— Entries with figure data —

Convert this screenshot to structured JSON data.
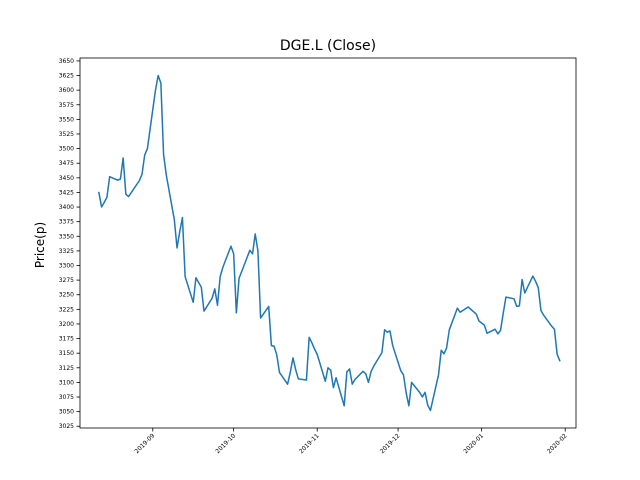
{
  "chart_data": {
    "type": "line",
    "title": "DGE.L (Close)",
    "xlabel": "",
    "ylabel": "Price(p)",
    "grid": false,
    "legend": "none",
    "color": "#1f77b4",
    "x_date_range": [
      "2019-08-05",
      "2020-02-05"
    ],
    "ylim": [
      3022,
      3655
    ],
    "y_ticks": [
      3025,
      3050,
      3075,
      3100,
      3125,
      3150,
      3175,
      3200,
      3225,
      3250,
      3275,
      3300,
      3325,
      3350,
      3375,
      3400,
      3425,
      3450,
      3475,
      3500,
      3525,
      3550,
      3575,
      3600,
      3625,
      3650
    ],
    "x_ticks": [
      {
        "date": "2019-09-01",
        "label": "2019-09"
      },
      {
        "date": "2019-10-01",
        "label": "2019-10"
      },
      {
        "date": "2019-11-01",
        "label": "2019-11"
      },
      {
        "date": "2019-12-01",
        "label": "2019-12"
      },
      {
        "date": "2020-01-01",
        "label": "2020-01"
      },
      {
        "date": "2020-02-01",
        "label": "2020-02"
      }
    ],
    "series": [
      {
        "x": [
          "2019-08-12",
          "2019-08-13",
          "2019-08-14",
          "2019-08-15",
          "2019-08-16",
          "2019-08-19",
          "2019-08-20",
          "2019-08-21",
          "2019-08-22",
          "2019-08-23",
          "2019-08-27",
          "2019-08-28",
          "2019-08-29",
          "2019-08-30",
          "2019-09-02",
          "2019-09-03",
          "2019-09-04",
          "2019-09-05",
          "2019-09-06",
          "2019-09-09",
          "2019-09-10",
          "2019-09-11",
          "2019-09-12",
          "2019-09-13",
          "2019-09-16",
          "2019-09-17",
          "2019-09-18",
          "2019-09-19",
          "2019-09-20",
          "2019-09-23",
          "2019-09-24",
          "2019-09-25",
          "2019-09-26",
          "2019-09-27",
          "2019-09-30",
          "2019-10-01",
          "2019-10-02",
          "2019-10-03",
          "2019-10-04",
          "2019-10-07",
          "2019-10-08",
          "2019-10-09",
          "2019-10-10",
          "2019-10-11",
          "2019-10-14",
          "2019-10-15",
          "2019-10-16",
          "2019-10-17",
          "2019-10-18",
          "2019-10-21",
          "2019-10-22",
          "2019-10-23",
          "2019-10-24",
          "2019-10-25",
          "2019-10-28",
          "2019-10-29",
          "2019-10-30",
          "2019-10-31",
          "2019-11-01",
          "2019-11-04",
          "2019-11-05",
          "2019-11-06",
          "2019-11-07",
          "2019-11-08",
          "2019-11-11",
          "2019-11-12",
          "2019-11-13",
          "2019-11-14",
          "2019-11-15",
          "2019-11-18",
          "2019-11-19",
          "2019-11-20",
          "2019-11-21",
          "2019-11-22",
          "2019-11-25",
          "2019-11-26",
          "2019-11-27",
          "2019-11-28",
          "2019-11-29",
          "2019-12-02",
          "2019-12-03",
          "2019-12-04",
          "2019-12-05",
          "2019-12-06",
          "2019-12-09",
          "2019-12-10",
          "2019-12-11",
          "2019-12-12",
          "2019-12-13",
          "2019-12-16",
          "2019-12-17",
          "2019-12-18",
          "2019-12-19",
          "2019-12-20",
          "2019-12-23",
          "2019-12-24",
          "2019-12-27",
          "2019-12-30",
          "2019-12-31",
          "2020-01-02",
          "2020-01-03",
          "2020-01-06",
          "2020-01-07",
          "2020-01-08",
          "2020-01-09",
          "2020-01-10",
          "2020-01-13",
          "2020-01-14",
          "2020-01-15",
          "2020-01-16",
          "2020-01-17",
          "2020-01-20",
          "2020-01-21",
          "2020-01-22",
          "2020-01-23",
          "2020-01-24",
          "2020-01-27",
          "2020-01-28",
          "2020-01-29",
          "2020-01-30"
        ],
        "values": [
          3425,
          3400,
          3408,
          3417,
          3452,
          3446,
          3448,
          3484,
          3422,
          3418,
          3445,
          3456,
          3489,
          3500,
          3600,
          3625,
          3612,
          3490,
          3455,
          3378,
          3330,
          3358,
          3382,
          3281,
          3237,
          3279,
          3271,
          3263,
          3222,
          3244,
          3260,
          3232,
          3281,
          3297,
          3333,
          3320,
          3219,
          3278,
          3290,
          3326,
          3320,
          3354,
          3325,
          3210,
          3230,
          3163,
          3162,
          3147,
          3117,
          3097,
          3117,
          3142,
          3122,
          3106,
          3104,
          3177,
          3168,
          3157,
          3148,
          3102,
          3125,
          3121,
          3091,
          3108,
          3060,
          3118,
          3123,
          3097,
          3105,
          3119,
          3115,
          3100,
          3119,
          3128,
          3151,
          3190,
          3186,
          3188,
          3163,
          3120,
          3113,
          3082,
          3060,
          3100,
          3083,
          3075,
          3083,
          3061,
          3052,
          3113,
          3155,
          3149,
          3159,
          3190,
          3227,
          3220,
          3229,
          3217,
          3205,
          3198,
          3184,
          3191,
          3183,
          3189,
          3218,
          3246,
          3243,
          3230,
          3231,
          3276,
          3253,
          3282,
          3273,
          3262,
          3223,
          3215,
          3196,
          3191,
          3148,
          3137
        ]
      }
    ]
  }
}
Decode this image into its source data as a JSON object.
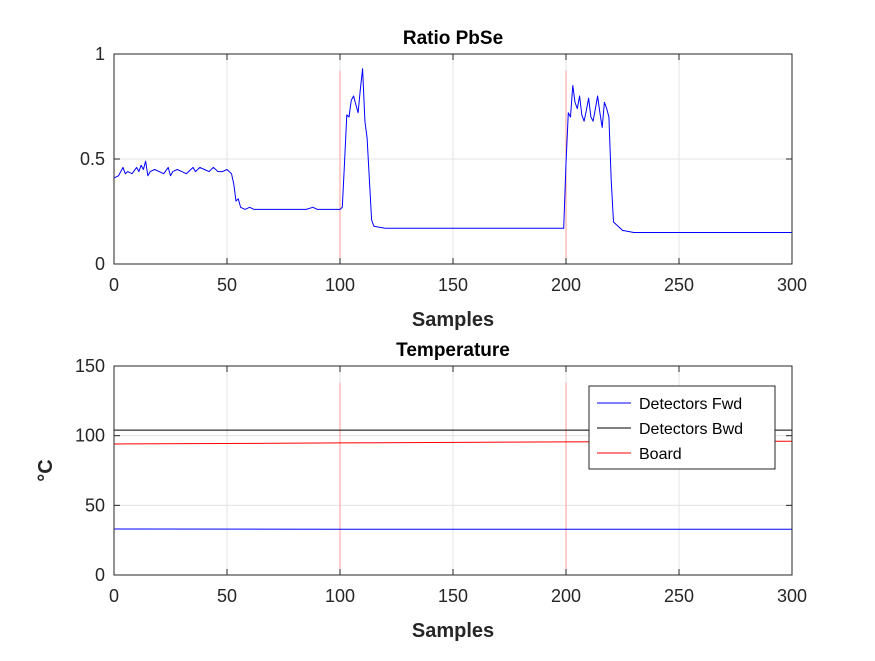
{
  "chart_data": [
    {
      "type": "line",
      "title": "Ratio PbSe",
      "xlabel": "Samples",
      "ylabel": "",
      "xlim": [
        0,
        300
      ],
      "ylim": [
        0,
        1
      ],
      "xticks": [
        0,
        50,
        100,
        150,
        200,
        250,
        300
      ],
      "yticks": [
        0,
        0.5,
        1
      ],
      "grid": true,
      "series": [
        {
          "color": "#0000ff",
          "x": [
            0,
            2,
            4,
            5,
            6,
            8,
            10,
            11,
            12,
            13,
            14,
            15,
            16,
            18,
            20,
            22,
            24,
            25,
            26,
            28,
            30,
            32,
            34,
            35,
            36,
            38,
            40,
            42,
            44,
            46,
            48,
            50,
            51,
            52,
            53,
            54,
            55,
            56,
            58,
            60,
            62,
            65,
            70,
            75,
            80,
            85,
            88,
            90,
            92,
            95,
            98,
            100,
            101,
            102,
            103,
            104,
            105,
            106,
            107,
            108,
            109,
            110,
            111,
            112,
            113,
            114,
            115,
            120,
            130,
            140,
            150,
            160,
            170,
            180,
            190,
            195,
            199,
            200,
            201,
            202,
            203,
            204,
            205,
            206,
            207,
            208,
            209,
            210,
            211,
            212,
            213,
            214,
            215,
            216,
            217,
            218,
            219,
            220,
            221,
            225,
            230,
            240,
            250,
            260,
            270,
            280,
            290,
            300
          ],
          "y": [
            0.41,
            0.42,
            0.46,
            0.43,
            0.44,
            0.43,
            0.46,
            0.44,
            0.47,
            0.45,
            0.49,
            0.42,
            0.44,
            0.45,
            0.44,
            0.43,
            0.46,
            0.42,
            0.44,
            0.45,
            0.44,
            0.43,
            0.45,
            0.46,
            0.44,
            0.46,
            0.45,
            0.44,
            0.46,
            0.44,
            0.44,
            0.45,
            0.44,
            0.43,
            0.38,
            0.3,
            0.31,
            0.27,
            0.26,
            0.27,
            0.26,
            0.26,
            0.26,
            0.26,
            0.26,
            0.26,
            0.27,
            0.26,
            0.26,
            0.26,
            0.26,
            0.26,
            0.27,
            0.48,
            0.71,
            0.7,
            0.78,
            0.8,
            0.76,
            0.72,
            0.83,
            0.93,
            0.68,
            0.6,
            0.4,
            0.21,
            0.18,
            0.17,
            0.17,
            0.17,
            0.17,
            0.17,
            0.17,
            0.17,
            0.17,
            0.17,
            0.17,
            0.48,
            0.72,
            0.7,
            0.85,
            0.77,
            0.74,
            0.8,
            0.71,
            0.68,
            0.73,
            0.79,
            0.7,
            0.68,
            0.74,
            0.8,
            0.72,
            0.65,
            0.77,
            0.74,
            0.7,
            0.4,
            0.2,
            0.16,
            0.15,
            0.15,
            0.15,
            0.15,
            0.15,
            0.15,
            0.15,
            0.15
          ]
        }
      ],
      "markers": {
        "x": [
          100,
          200,
          300
        ],
        "color": "#ff9999"
      }
    },
    {
      "type": "line",
      "title": "Temperature",
      "xlabel": "Samples",
      "ylabel": "°C",
      "xlim": [
        0,
        300
      ],
      "ylim": [
        0,
        150
      ],
      "xticks": [
        0,
        50,
        100,
        150,
        200,
        250,
        300
      ],
      "yticks": [
        0,
        50,
        100,
        150
      ],
      "grid": true,
      "legend_position": "top-right",
      "series": [
        {
          "name": "Detectors Fwd",
          "color": "#0000ff",
          "x": [
            0,
            100,
            200,
            300
          ],
          "y": [
            33,
            32.8,
            32.8,
            32.8
          ]
        },
        {
          "name": "Detectors Bwd",
          "color": "#000000",
          "x": [
            0,
            100,
            200,
            300
          ],
          "y": [
            104,
            104,
            104,
            104
          ]
        },
        {
          "name": "Board",
          "color": "#ff0000",
          "x": [
            0,
            100,
            200,
            300
          ],
          "y": [
            94,
            94.8,
            95.5,
            96
          ]
        }
      ],
      "markers": {
        "x": [
          100,
          200,
          300
        ],
        "color": "#ff9999"
      }
    }
  ]
}
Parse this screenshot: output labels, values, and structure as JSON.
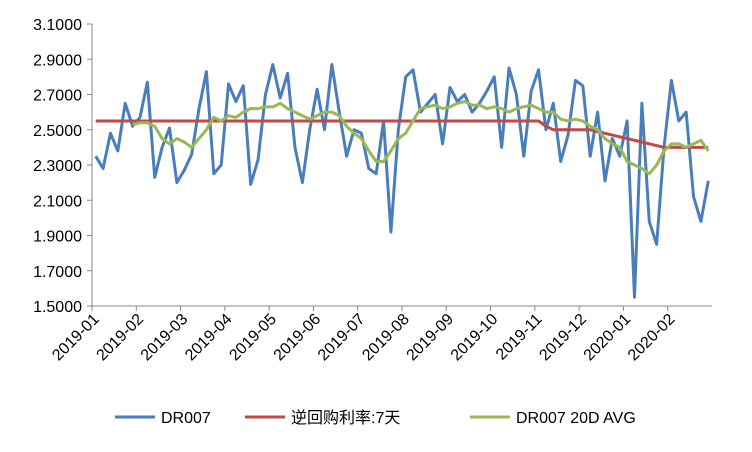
{
  "chart_data": {
    "type": "line",
    "categories": [
      "2019-01",
      null,
      null,
      null,
      null,
      null,
      "2019-02",
      null,
      null,
      null,
      null,
      null,
      "2019-03",
      null,
      null,
      null,
      null,
      null,
      "2019-04",
      null,
      null,
      null,
      null,
      null,
      "2019-05",
      null,
      null,
      null,
      null,
      null,
      "2019-06",
      null,
      null,
      null,
      null,
      null,
      "2019-07",
      null,
      null,
      null,
      null,
      null,
      "2019-08",
      null,
      null,
      null,
      null,
      null,
      "2019-09",
      null,
      null,
      null,
      null,
      null,
      "2019-10",
      null,
      null,
      null,
      null,
      null,
      "2019-11",
      null,
      null,
      null,
      null,
      null,
      "2019-12",
      null,
      null,
      null,
      null,
      null,
      "2020-01",
      null,
      null,
      null,
      null,
      null,
      "2020-02",
      null,
      null,
      null,
      null,
      null
    ],
    "series": [
      {
        "name": "DR007",
        "color": "#4a7ebb",
        "values": [
          2.35,
          2.28,
          2.48,
          2.38,
          2.65,
          2.52,
          2.57,
          2.77,
          2.23,
          2.4,
          2.51,
          2.2,
          2.27,
          2.36,
          2.62,
          2.83,
          2.25,
          2.3,
          2.76,
          2.66,
          2.75,
          2.19,
          2.33,
          2.7,
          2.87,
          2.68,
          2.82,
          2.4,
          2.2,
          2.5,
          2.73,
          2.5,
          2.87,
          2.6,
          2.35,
          2.5,
          2.48,
          2.28,
          2.25,
          2.55,
          1.92,
          2.5,
          2.8,
          2.84,
          2.6,
          2.65,
          2.7,
          2.42,
          2.74,
          2.66,
          2.7,
          2.6,
          2.65,
          2.72,
          2.8,
          2.4,
          2.85,
          2.7,
          2.35,
          2.72,
          2.84,
          2.5,
          2.65,
          2.32,
          2.47,
          2.78,
          2.75,
          2.35,
          2.6,
          2.21,
          2.45,
          2.35,
          2.55,
          1.55,
          2.65,
          1.98,
          1.85,
          2.4,
          2.78,
          2.55,
          2.6,
          2.12,
          1.98,
          2.21
        ]
      },
      {
        "name": "逆回购利率:7天",
        "color": "#be4b48",
        "values": [
          2.55,
          2.55,
          2.55,
          2.55,
          2.55,
          2.55,
          2.55,
          2.55,
          2.55,
          2.55,
          2.55,
          2.55,
          2.55,
          2.55,
          2.55,
          2.55,
          2.55,
          2.55,
          2.55,
          2.55,
          2.55,
          2.55,
          2.55,
          2.55,
          2.55,
          2.55,
          2.55,
          2.55,
          2.55,
          2.55,
          2.55,
          2.55,
          2.55,
          2.55,
          2.55,
          2.55,
          2.55,
          2.55,
          2.55,
          2.55,
          2.55,
          2.55,
          2.55,
          2.55,
          2.55,
          2.55,
          2.55,
          2.55,
          2.55,
          2.55,
          2.55,
          2.55,
          2.55,
          2.55,
          2.55,
          2.55,
          2.55,
          2.55,
          2.55,
          2.55,
          2.55,
          2.52,
          2.5,
          2.5,
          2.5,
          2.5,
          2.5,
          2.5,
          2.49,
          2.48,
          2.47,
          2.46,
          2.45,
          2.44,
          2.43,
          2.42,
          2.41,
          2.4,
          2.4,
          2.4,
          2.4,
          2.4,
          2.4,
          2.4
        ]
      },
      {
        "name": "DR007 20D AVG",
        "color": "#98b954",
        "values": [
          null,
          null,
          null,
          null,
          null,
          2.53,
          2.54,
          2.54,
          2.52,
          2.45,
          2.42,
          2.45,
          2.43,
          2.4,
          2.45,
          2.5,
          2.57,
          2.55,
          2.58,
          2.57,
          2.6,
          2.62,
          2.62,
          2.63,
          2.63,
          2.65,
          2.62,
          2.6,
          2.58,
          2.56,
          2.58,
          2.6,
          2.6,
          2.58,
          2.52,
          2.48,
          2.45,
          2.38,
          2.32,
          2.32,
          2.38,
          2.45,
          2.48,
          2.55,
          2.62,
          2.63,
          2.64,
          2.62,
          2.63,
          2.65,
          2.66,
          2.64,
          2.64,
          2.62,
          2.63,
          2.62,
          2.6,
          2.62,
          2.63,
          2.64,
          2.62,
          2.6,
          2.6,
          2.56,
          2.55,
          2.56,
          2.55,
          2.52,
          2.5,
          2.45,
          2.42,
          2.4,
          2.32,
          2.3,
          2.28,
          2.25,
          2.3,
          2.38,
          2.42,
          2.42,
          2.4,
          2.42,
          2.44,
          2.38
        ]
      }
    ],
    "ylim": [
      1.5,
      3.1
    ],
    "yticks": [
      {
        "value": 1.5,
        "label": "1.5000"
      },
      {
        "value": 1.7,
        "label": "1.7000"
      },
      {
        "value": 1.9,
        "label": "1.9000"
      },
      {
        "value": 2.1,
        "label": "2.1000"
      },
      {
        "value": 2.3,
        "label": "2.3000"
      },
      {
        "value": 2.5,
        "label": "2.5000"
      },
      {
        "value": 2.7,
        "label": "2.7000"
      },
      {
        "value": 2.9,
        "label": "2.9000"
      },
      {
        "value": 3.1,
        "label": "3.1000"
      }
    ],
    "grid": false,
    "legend": "bottom"
  }
}
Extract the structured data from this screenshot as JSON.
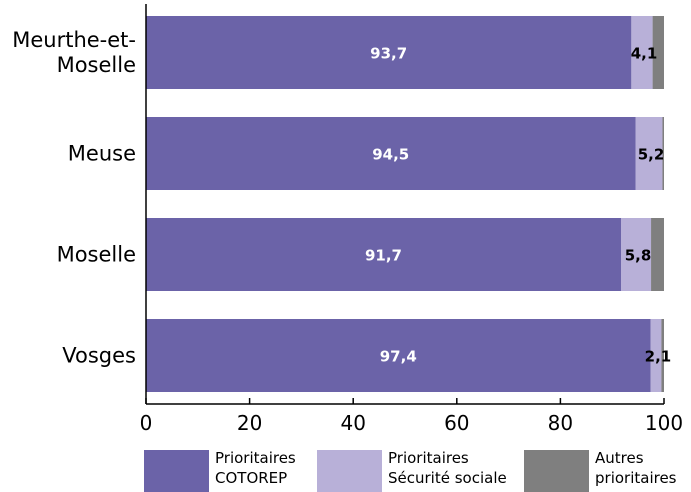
{
  "chart_data": {
    "type": "bar",
    "orientation": "horizontal",
    "stacked": true,
    "categories": [
      "Meurthe-et-\nMoselle",
      "Meuse",
      "Moselle",
      "Vosges"
    ],
    "series": [
      {
        "name": "Prioritaires\nCOTOREP",
        "values": [
          93.7,
          94.5,
          91.7,
          97.4
        ],
        "color": "#6b63a8",
        "labels": [
          "93,7",
          "94,5",
          "91,7",
          "97,4"
        ]
      },
      {
        "name": "Prioritaires\nSécurité sociale",
        "values": [
          4.1,
          5.2,
          5.8,
          2.1
        ],
        "color": "#b8b0d8",
        "labels": [
          "4,1",
          "5,2",
          "5,8",
          "2,1"
        ]
      },
      {
        "name": "Autres\nprioritaires",
        "values": [
          2.2,
          0.3,
          2.5,
          0.5
        ],
        "color": "#7f7f7f",
        "labels": [
          "",
          "",
          "",
          ""
        ]
      }
    ],
    "xlim": [
      0,
      100
    ],
    "xticks": [
      "0",
      "20",
      "40",
      "60",
      "80",
      "100"
    ],
    "grid": false,
    "legend": "bottom"
  }
}
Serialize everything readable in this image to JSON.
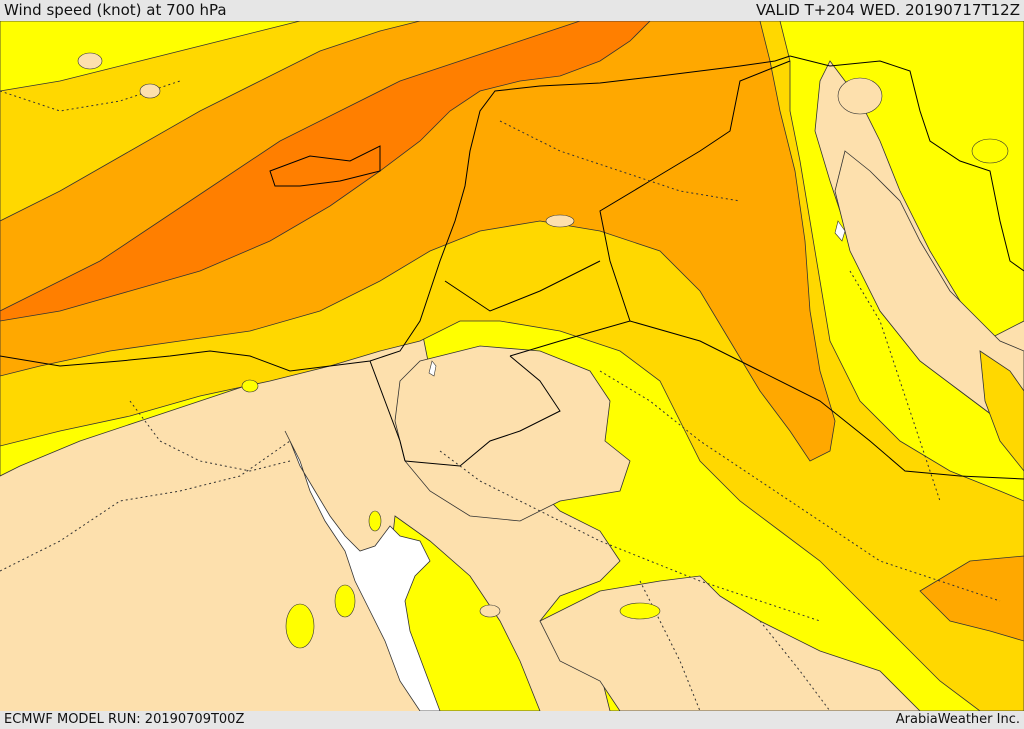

— Requirements —
The string "image" may appear in lines of the listing above; tally those lines and give the number only.

— Solution for this problem —
2